## BEGIN

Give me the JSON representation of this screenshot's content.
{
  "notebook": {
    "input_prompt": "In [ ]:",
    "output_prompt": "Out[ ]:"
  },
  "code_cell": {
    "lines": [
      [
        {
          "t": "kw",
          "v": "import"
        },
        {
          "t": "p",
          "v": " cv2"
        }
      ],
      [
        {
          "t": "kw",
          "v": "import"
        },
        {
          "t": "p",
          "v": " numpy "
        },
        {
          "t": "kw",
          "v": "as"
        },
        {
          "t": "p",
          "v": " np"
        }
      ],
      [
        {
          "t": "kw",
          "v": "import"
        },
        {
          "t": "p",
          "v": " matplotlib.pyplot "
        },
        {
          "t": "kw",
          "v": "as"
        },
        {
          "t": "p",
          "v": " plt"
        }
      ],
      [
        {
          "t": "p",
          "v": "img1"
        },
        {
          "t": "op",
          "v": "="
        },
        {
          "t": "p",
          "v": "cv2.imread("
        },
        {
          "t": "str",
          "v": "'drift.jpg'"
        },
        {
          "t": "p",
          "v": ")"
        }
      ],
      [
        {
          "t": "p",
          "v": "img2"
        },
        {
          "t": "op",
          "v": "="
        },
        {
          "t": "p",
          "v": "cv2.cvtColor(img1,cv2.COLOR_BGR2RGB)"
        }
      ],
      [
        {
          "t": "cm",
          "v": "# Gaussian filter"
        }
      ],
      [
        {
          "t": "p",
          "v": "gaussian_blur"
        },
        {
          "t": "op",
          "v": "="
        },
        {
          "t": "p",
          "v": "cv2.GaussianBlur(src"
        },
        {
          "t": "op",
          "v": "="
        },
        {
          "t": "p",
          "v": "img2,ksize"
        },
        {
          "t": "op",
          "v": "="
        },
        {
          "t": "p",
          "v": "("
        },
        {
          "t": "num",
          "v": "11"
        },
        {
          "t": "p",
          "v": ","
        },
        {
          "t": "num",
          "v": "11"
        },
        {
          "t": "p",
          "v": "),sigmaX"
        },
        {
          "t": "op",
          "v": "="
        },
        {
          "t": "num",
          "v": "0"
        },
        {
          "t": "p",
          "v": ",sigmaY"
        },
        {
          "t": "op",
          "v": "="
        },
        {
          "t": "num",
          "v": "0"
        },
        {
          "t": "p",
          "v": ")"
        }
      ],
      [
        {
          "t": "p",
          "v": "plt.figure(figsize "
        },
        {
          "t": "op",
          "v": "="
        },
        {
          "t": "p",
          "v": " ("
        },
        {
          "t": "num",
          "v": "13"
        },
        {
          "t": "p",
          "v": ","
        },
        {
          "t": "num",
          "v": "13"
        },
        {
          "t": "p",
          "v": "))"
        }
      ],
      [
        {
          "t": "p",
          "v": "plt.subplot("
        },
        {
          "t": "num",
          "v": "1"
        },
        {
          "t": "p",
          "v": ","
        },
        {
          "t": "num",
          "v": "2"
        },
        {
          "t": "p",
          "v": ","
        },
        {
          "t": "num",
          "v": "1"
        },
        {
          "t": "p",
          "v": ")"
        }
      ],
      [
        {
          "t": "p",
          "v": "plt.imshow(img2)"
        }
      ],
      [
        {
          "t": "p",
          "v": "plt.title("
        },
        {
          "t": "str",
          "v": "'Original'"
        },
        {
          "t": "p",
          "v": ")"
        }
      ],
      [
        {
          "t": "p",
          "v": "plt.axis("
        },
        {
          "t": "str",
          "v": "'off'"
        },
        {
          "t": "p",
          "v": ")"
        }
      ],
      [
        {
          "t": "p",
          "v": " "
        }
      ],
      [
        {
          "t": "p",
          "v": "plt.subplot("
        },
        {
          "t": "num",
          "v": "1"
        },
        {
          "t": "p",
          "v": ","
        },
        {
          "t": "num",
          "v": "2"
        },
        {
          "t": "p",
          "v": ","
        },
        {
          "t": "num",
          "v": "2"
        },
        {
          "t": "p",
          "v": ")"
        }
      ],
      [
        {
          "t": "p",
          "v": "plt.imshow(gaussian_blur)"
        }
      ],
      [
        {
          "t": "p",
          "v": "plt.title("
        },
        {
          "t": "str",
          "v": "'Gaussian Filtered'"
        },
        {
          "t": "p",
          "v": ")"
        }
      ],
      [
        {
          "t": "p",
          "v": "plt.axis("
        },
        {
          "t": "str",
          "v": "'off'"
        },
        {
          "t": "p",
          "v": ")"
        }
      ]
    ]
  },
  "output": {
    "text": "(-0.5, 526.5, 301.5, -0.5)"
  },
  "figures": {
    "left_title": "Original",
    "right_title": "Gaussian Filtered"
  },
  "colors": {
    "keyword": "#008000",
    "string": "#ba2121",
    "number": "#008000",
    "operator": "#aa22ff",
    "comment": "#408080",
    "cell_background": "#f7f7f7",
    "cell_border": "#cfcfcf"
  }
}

## END

(TASK INSTRUCTIONS)
Give only the number of lines in the data that hold the word "imshow".

(WRITTEN SOLUTION)
2